# EXCERPT PROVIDED:
+++
Comment by jerf

11 years ago

So this turns out to be less interesting mathematically than you might think, because the entire thing about Busy Beaver numbers is that it is using the full power of computation available to it for a given number of states, so as soon as the "normal" Busy Beaver reaches a number of states sufficient to describe whatever trick you're interested in pulling, the Busy Beaver sequence itself already uses that trick!

One of the most important sentences in understanding them is one that's easy to pass by in the original work: "Indeed, already the top five and six-rule contenders elude us: we can’t explain how they ‘work’ in human terms."

That is, while we humans are thinking we're all clever by defining repeated iterations of the BB ruleset itself, all of these things that we think we are being so clever with are actually very very compactly described by Turing Machine states. Meanwhile, even by BB(6) the TM is metaphorically "using" incomprehensible tricks to be larger than we'd even dream. If repeated iterations of BB'ness can be trivially described in, say, 10 states, and let's say we reserve 4 states for BB(4) to describe the number of times to iterate, our hand-constructed "clever" re-iteration of the BB procedure will be blown away by some other 10-state machine that we can't even imagine would ever terminate.
+++
# RECORDS FOR THE EXERCISE:
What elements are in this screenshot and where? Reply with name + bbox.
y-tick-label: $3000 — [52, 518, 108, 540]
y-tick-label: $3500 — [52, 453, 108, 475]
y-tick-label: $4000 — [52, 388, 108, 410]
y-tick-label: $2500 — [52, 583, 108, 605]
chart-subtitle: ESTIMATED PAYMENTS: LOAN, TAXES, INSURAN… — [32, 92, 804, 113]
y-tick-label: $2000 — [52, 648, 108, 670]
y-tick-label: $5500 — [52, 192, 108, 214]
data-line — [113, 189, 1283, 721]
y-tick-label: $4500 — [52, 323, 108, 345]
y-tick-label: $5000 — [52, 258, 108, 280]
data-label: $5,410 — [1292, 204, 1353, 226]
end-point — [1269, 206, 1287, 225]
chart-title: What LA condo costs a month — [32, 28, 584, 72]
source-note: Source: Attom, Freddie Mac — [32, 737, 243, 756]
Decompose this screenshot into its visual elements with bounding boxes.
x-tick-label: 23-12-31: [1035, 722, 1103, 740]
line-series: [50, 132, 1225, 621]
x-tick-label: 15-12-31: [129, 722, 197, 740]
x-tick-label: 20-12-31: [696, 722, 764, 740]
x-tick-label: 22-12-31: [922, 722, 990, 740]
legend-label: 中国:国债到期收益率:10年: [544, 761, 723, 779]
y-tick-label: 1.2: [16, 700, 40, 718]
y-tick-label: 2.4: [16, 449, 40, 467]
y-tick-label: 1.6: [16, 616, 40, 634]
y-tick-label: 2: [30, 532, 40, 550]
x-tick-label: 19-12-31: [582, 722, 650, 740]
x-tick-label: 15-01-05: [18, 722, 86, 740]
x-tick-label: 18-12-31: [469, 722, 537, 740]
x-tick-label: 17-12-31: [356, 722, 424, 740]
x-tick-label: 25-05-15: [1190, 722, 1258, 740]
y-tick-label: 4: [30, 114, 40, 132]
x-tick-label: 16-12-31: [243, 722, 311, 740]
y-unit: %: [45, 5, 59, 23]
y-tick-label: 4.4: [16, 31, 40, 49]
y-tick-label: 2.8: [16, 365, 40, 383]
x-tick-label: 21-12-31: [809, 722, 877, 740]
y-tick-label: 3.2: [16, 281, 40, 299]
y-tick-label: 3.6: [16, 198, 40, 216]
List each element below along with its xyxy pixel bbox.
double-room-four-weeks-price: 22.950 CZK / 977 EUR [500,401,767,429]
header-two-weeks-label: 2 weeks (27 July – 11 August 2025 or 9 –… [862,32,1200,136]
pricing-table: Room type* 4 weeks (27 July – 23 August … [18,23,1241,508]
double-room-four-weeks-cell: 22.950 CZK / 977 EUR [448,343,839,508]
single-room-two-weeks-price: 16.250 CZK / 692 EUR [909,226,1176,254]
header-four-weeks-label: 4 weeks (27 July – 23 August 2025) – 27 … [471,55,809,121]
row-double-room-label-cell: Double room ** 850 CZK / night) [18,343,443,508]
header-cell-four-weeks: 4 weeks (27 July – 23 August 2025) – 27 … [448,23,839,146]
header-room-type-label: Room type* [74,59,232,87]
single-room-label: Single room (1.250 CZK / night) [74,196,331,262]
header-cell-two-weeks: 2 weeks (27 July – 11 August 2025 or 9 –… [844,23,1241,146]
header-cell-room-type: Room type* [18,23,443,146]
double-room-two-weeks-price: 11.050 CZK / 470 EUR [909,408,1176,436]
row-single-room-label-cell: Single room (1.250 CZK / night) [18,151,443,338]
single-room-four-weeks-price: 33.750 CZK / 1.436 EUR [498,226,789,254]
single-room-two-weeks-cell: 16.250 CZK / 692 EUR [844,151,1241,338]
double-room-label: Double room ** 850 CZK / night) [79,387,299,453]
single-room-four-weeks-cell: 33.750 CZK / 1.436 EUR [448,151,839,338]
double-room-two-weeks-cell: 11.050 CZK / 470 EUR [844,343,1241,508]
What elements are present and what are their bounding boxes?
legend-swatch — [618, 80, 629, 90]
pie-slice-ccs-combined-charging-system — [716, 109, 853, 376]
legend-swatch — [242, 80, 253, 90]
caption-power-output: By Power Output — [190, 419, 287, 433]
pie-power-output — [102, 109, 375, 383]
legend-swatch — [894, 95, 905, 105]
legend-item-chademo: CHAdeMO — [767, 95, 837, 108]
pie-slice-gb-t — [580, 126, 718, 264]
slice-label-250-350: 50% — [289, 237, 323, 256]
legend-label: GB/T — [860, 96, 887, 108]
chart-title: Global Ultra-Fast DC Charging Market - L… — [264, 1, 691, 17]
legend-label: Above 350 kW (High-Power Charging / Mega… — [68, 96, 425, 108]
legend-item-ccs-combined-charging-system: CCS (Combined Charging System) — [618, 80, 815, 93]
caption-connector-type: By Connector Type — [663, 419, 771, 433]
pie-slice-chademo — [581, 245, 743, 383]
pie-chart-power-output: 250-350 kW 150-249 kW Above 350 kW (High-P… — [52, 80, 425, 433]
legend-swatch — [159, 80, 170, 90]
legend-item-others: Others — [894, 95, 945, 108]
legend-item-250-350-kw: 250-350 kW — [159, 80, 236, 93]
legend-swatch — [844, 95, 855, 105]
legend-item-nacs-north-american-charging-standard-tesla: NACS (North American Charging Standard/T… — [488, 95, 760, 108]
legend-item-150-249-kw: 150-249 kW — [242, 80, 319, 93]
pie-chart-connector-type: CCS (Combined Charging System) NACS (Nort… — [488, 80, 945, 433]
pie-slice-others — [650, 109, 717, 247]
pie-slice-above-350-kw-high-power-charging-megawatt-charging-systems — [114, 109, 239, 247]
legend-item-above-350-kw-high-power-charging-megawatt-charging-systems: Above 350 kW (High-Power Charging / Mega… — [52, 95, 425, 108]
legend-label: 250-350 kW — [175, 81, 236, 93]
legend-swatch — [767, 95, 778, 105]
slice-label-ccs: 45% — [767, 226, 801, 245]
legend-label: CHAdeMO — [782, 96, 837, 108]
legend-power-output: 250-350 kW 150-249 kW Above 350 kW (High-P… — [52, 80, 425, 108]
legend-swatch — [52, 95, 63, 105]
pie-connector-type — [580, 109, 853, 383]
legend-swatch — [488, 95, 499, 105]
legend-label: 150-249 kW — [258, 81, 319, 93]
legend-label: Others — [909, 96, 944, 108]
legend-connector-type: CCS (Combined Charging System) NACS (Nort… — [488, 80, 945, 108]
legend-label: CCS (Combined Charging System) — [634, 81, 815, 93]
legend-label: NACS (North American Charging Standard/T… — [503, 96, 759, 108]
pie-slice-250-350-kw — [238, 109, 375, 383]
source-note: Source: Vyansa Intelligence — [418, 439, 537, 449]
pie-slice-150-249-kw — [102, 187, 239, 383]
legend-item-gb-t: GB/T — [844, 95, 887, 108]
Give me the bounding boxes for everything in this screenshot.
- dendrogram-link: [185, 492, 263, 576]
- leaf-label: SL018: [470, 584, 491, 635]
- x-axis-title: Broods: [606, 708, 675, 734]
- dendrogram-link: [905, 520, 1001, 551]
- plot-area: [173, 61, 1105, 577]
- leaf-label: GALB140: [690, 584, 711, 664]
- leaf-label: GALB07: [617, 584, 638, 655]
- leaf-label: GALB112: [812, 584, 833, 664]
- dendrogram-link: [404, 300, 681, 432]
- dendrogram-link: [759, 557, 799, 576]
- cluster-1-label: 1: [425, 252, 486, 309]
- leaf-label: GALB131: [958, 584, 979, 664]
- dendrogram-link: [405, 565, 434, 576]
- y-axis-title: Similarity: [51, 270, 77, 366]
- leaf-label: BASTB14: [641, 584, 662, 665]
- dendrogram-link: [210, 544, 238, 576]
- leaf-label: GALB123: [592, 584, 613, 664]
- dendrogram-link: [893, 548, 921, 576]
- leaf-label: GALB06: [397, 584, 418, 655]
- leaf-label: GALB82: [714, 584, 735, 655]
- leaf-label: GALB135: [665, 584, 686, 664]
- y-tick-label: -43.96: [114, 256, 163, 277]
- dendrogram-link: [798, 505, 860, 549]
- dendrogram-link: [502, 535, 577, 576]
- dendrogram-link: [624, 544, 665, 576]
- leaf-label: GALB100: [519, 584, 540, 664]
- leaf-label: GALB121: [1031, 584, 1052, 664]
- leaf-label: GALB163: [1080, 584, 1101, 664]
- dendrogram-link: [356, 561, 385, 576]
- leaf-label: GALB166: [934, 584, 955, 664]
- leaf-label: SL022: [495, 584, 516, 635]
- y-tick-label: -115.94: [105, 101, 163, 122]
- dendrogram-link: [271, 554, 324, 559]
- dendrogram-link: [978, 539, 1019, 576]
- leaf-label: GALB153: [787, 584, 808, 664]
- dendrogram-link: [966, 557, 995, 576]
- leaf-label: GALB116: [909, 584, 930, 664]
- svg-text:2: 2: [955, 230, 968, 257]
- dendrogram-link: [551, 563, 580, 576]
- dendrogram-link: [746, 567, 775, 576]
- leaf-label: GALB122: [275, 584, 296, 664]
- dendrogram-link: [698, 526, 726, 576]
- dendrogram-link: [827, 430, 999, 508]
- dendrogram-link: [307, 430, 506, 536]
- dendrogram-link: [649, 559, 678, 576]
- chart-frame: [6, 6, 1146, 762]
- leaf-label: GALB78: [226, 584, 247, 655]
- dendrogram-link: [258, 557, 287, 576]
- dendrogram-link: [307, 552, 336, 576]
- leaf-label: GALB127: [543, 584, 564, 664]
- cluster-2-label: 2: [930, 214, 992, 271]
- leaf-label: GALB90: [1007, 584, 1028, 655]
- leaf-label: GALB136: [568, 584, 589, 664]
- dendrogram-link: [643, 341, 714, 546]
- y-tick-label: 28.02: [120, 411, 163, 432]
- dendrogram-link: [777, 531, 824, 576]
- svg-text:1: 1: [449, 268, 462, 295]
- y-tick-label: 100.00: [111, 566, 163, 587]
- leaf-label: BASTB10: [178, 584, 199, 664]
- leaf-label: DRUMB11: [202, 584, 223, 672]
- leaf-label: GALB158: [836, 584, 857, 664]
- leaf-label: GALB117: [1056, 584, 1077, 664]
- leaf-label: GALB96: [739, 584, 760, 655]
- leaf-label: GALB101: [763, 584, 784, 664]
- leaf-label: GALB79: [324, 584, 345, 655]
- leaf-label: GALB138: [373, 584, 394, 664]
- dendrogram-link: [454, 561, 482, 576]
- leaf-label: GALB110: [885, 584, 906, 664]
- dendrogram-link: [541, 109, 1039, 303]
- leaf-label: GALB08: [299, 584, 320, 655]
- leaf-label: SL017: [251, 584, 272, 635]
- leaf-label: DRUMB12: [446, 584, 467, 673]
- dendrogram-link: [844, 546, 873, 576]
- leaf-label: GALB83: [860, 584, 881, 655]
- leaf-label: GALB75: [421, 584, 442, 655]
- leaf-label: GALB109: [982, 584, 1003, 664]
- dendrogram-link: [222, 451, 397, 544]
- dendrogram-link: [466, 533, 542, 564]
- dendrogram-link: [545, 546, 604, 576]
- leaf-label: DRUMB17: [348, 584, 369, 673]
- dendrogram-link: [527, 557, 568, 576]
+++
# THINGS TO DO:
a) Rewrite the Busy Beaver comment between "So this turns" and "uses that trick!", inclusive, replacing "Busy Beaver" with "BB".
b) Turn the records between their first line and the line holding "y-tick-label: $2500 — [52, 583, 108, 605]", inclusive, into a Markdown table with the columns n and Line, leaving out blank lines.
The comment on Busy Beaver numbers has no connection to the records.

# THE REPLIES:
a)
So this turns out to be less interesting mathematically than you might think, because the entire thing about BB numbers is that it is using the full power of computation available to it for a given number of states, so as soon as the "normal" BB reaches a number of states sufficient to describe whatever trick you're interested in pulling, the BB sequence itself already uses that trick!

b)
| n | Line |
|---|---|
| 1 | What elements are in this screenshot and where? Reply with name + bbox. |
| 2 | y-tick-label: $3000 — [52, 518, 108, 540] |
| 3 | y-tick-label: $3500 — [52, 453, 108, 475] |
| 4 | y-tick-label: $4000 — [52, 388, 108, 410] |
| 5 | y-tick-label: $2500 — [52, 583, 108, 605] |